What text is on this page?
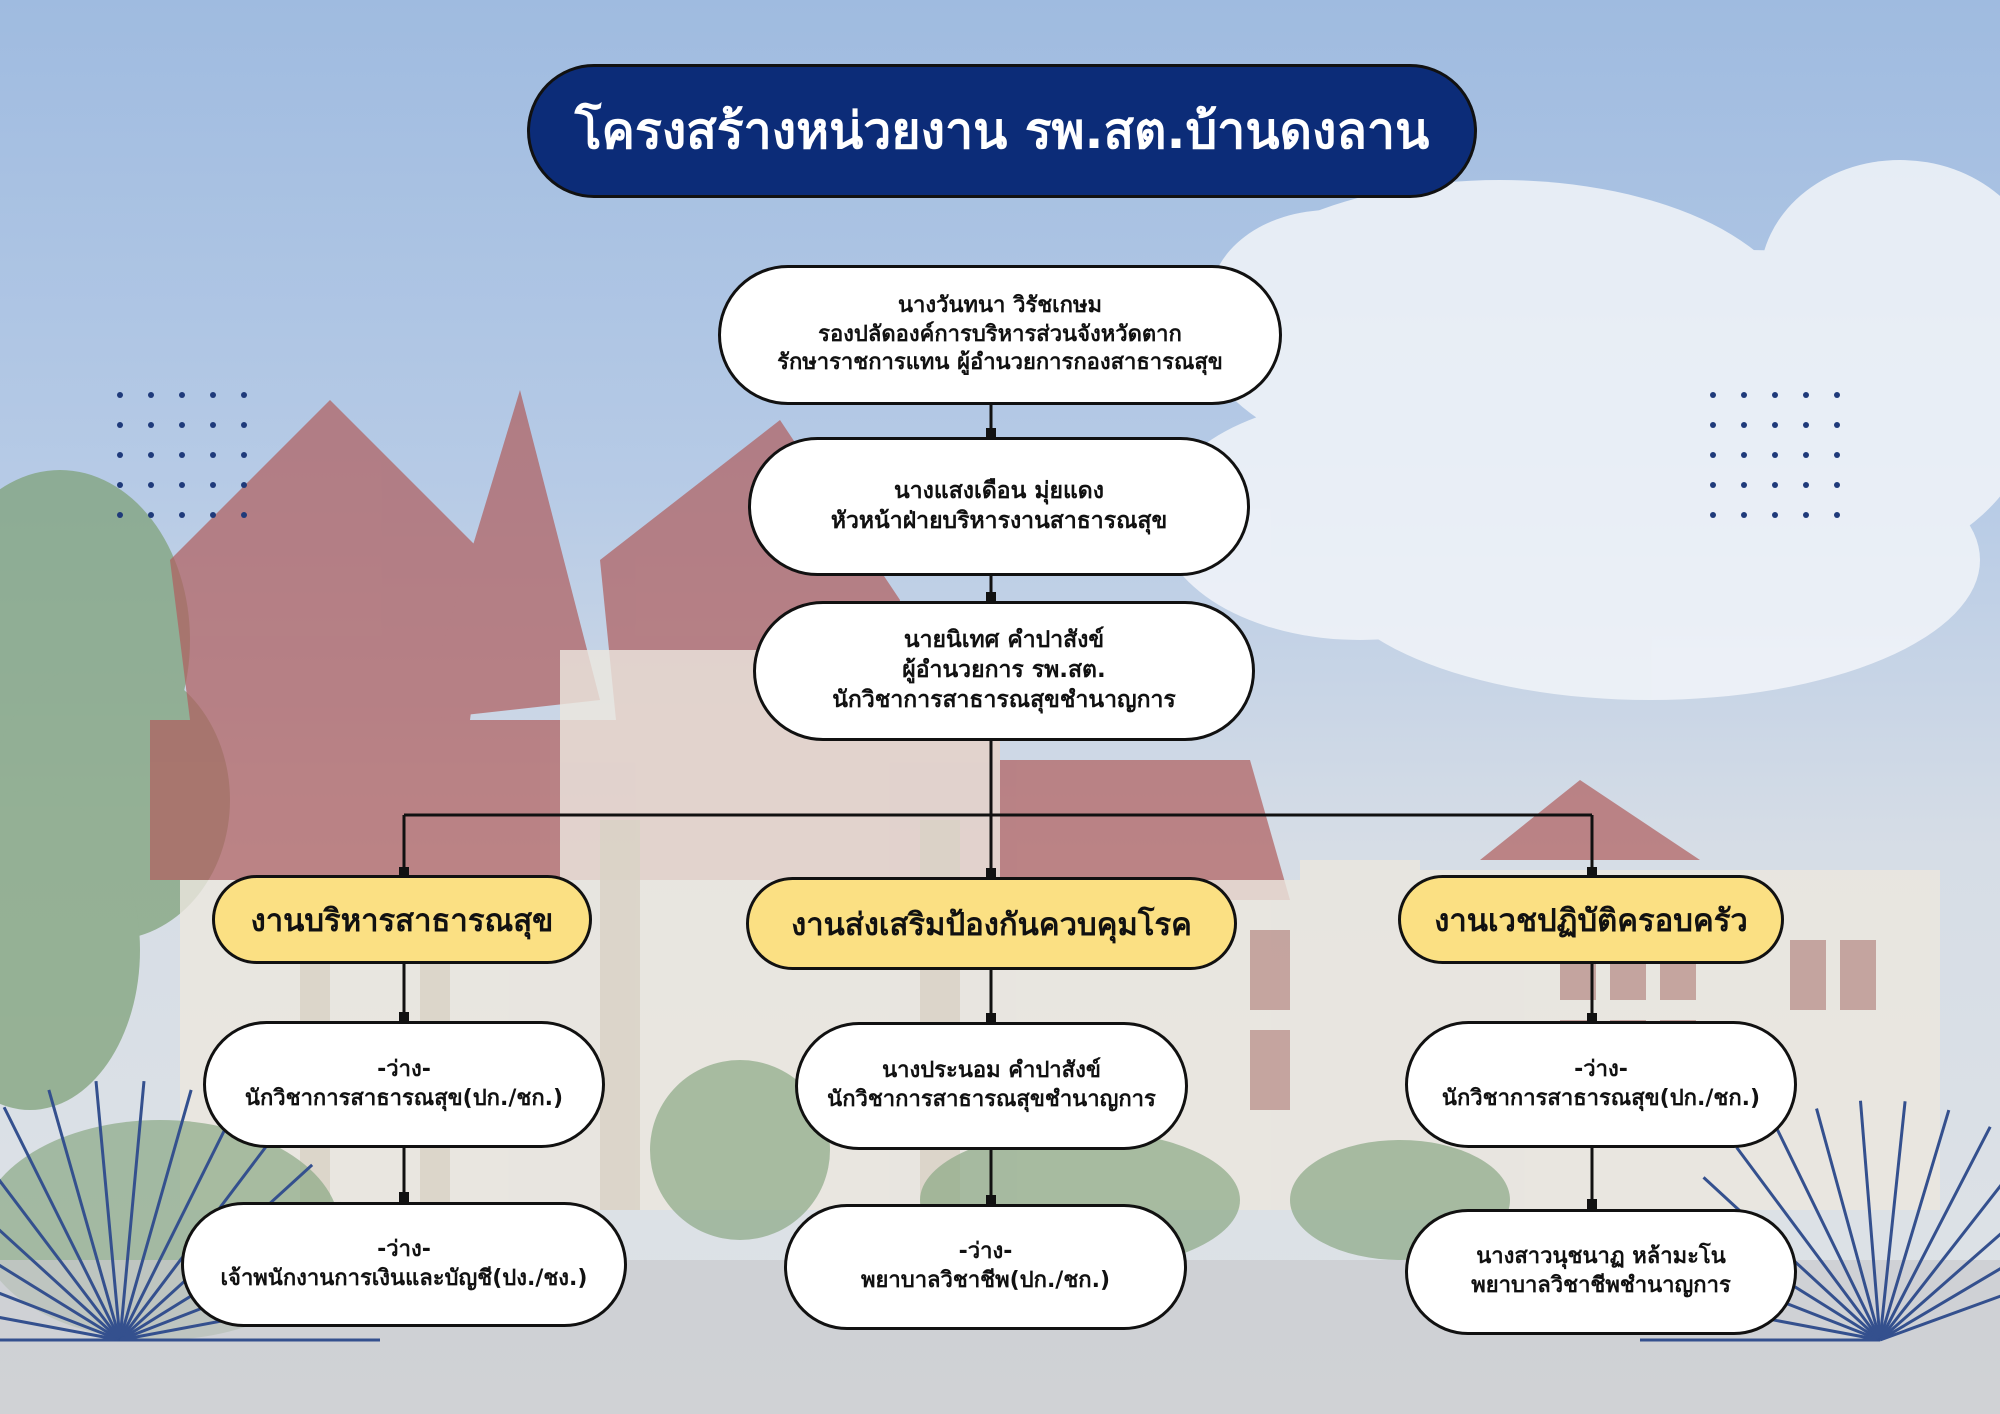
โครงสร้างหน่วยงาน รพ.สต.บ้านดงลาน
นางวันทนา วิรัชเกษม
รองปลัดองค์การบริหารส่วนจังหวัดตาก
รักษาราชการแทน ผู้อำนวยการกองสาธารณสุข
นางแสงเดือน มุ่ยแดง
หัวหน้าฝ่ายบริหารงานสาธารณสุข
นายนิเทศ คำปาสังข์
ผู้อำนวยการ รพ.สต.
นักวิชาการสาธารณสุขชำนาญการ
งานบริหารสาธารณสุข	งานส่งเสริมป้องกันควบคุมโรค	งานเวชปฏิบัติครอบครัว
-ว่าง-
นักวิชาการสาธารณสุข(ปก./ชก.)
-ว่าง-
เจ้าพนักงานการเงินและบัญชี(ปง./ชง.)
นางประนอม คำปาสังข์
นักวิชาการสาธารณสุขชำนาญการ
-ว่าง-
พยาบาลวิชาชีพ(ปก./ชก.)
-ว่าง-
นักวิชาการสาธารณสุข(ปก./ชก.)
นางสาวนุชนาฏ หล้ามะโน
พยาบาลวิชาชีพชำนาญการ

### Task
Find the word "พยาบาลว" in the entries above and gather every line that holds it.

### Expected output
พยาบาลวิชาชีพ(ปก./ชก.)
พยาบาลวิชาชีพชำนาญการ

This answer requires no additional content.